-- Start --
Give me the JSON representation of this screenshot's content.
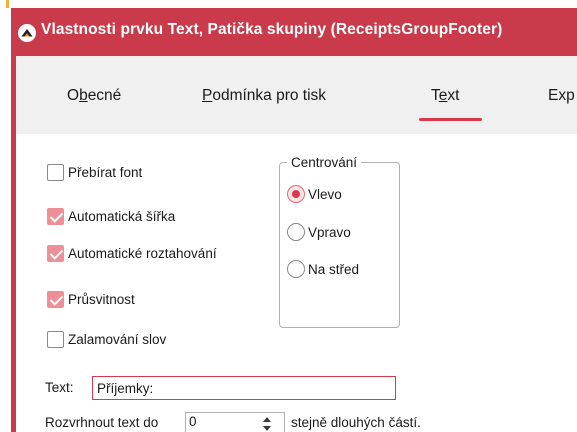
{
  "window": {
    "title": "Vlastnosti prvku Text, Patička skupiny (ReceiptsGroupFooter)",
    "accent_color": "#c93a4a",
    "icon": "app-logo-icon"
  },
  "tabs": [
    {
      "label": "Obecné",
      "mnemonic_index": 1,
      "active": false
    },
    {
      "label": "Podmínka pro tisk",
      "mnemonic_index": 0,
      "active": false
    },
    {
      "label": "Text",
      "mnemonic_index": 1,
      "active": true
    },
    {
      "label": "Exp",
      "active": false
    }
  ],
  "tab_labels": {
    "obecne_pre": "O",
    "obecne_u": "b",
    "obecne_post": "ecné",
    "podminka_u": "P",
    "podminka_post": "odmínka pro tisk",
    "text_pre": "T",
    "text_u": "e",
    "text_post": "xt",
    "exp": "Exp"
  },
  "checkboxes": [
    {
      "label": "Přebírat font",
      "checked": false
    },
    {
      "label": "Automatická šířka",
      "checked": true
    },
    {
      "label": "Automatické roztahování",
      "checked": true
    },
    {
      "label": "Průsvitnost",
      "checked": true
    },
    {
      "label": "Zalamování slov",
      "checked": false
    }
  ],
  "alignment_group": {
    "legend": "Centrování",
    "options": [
      {
        "label": "Vlevo",
        "selected": true
      },
      {
        "label": "Vpravo",
        "selected": false
      },
      {
        "label": "Na střed",
        "selected": false
      }
    ]
  },
  "text_field": {
    "label": "Text:",
    "value": "Příjemky:"
  },
  "split_row": {
    "label_before": "Rozvrhnout text do",
    "value": "0",
    "label_after": "stejně dlouhých částí."
  },
  "colors": {
    "checked_fill": "#ee8f98",
    "radio_selected": "#d9394c",
    "active_tab_underline": "#d9394c",
    "focused_input_border": "#d9394c"
  }
}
-- End --
Make an exact copy of all the material, but keep the pictures out of it.

Solution:
Give me the JSON representation of this screenshot's content.
{
  "window": {
    "title": "Vlastnosti prvku Text, Patička skupiny (ReceiptsGroupFooter)",
    "accent_color": "#c93a4a",
    "icon": "app-logo-icon"
  },
  "tabs": [
    {
      "label": "Obecné",
      "mnemonic_index": 1,
      "active": false
    },
    {
      "label": "Podmínka pro tisk",
      "mnemonic_index": 0,
      "active": false
    },
    {
      "label": "Text",
      "mnemonic_index": 1,
      "active": true
    },
    {
      "label": "Exp",
      "active": false
    }
  ],
  "tab_labels": {
    "obecne_pre": "O",
    "obecne_u": "b",
    "obecne_post": "ecné",
    "podminka_u": "P",
    "podminka_post": "odmínka pro tisk",
    "text_pre": "T",
    "text_u": "e",
    "text_post": "xt",
    "exp": "Exp"
  },
  "checkboxes": [
    {
      "label": "Přebírat font",
      "checked": false
    },
    {
      "label": "Automatická šířka",
      "checked": true
    },
    {
      "label": "Automatické roztahování",
      "checked": true
    },
    {
      "label": "Průsvitnost",
      "checked": true
    },
    {
      "label": "Zalamování slov",
      "checked": false
    }
  ],
  "alignment_group": {
    "legend": "Centrování",
    "options": [
      {
        "label": "Vlevo",
        "selected": true
      },
      {
        "label": "Vpravo",
        "selected": false
      },
      {
        "label": "Na střed",
        "selected": false
      }
    ]
  },
  "text_field": {
    "label": "Text:",
    "value": "Příjemky:"
  },
  "split_row": {
    "label_before": "Rozvrhnout text do",
    "value": "0",
    "label_after": "stejně dlouhých částí."
  },
  "colors": {
    "checked_fill": "#ee8f98",
    "radio_selected": "#d9394c",
    "active_tab_underline": "#d9394c",
    "focused_input_border": "#d9394c"
  }
}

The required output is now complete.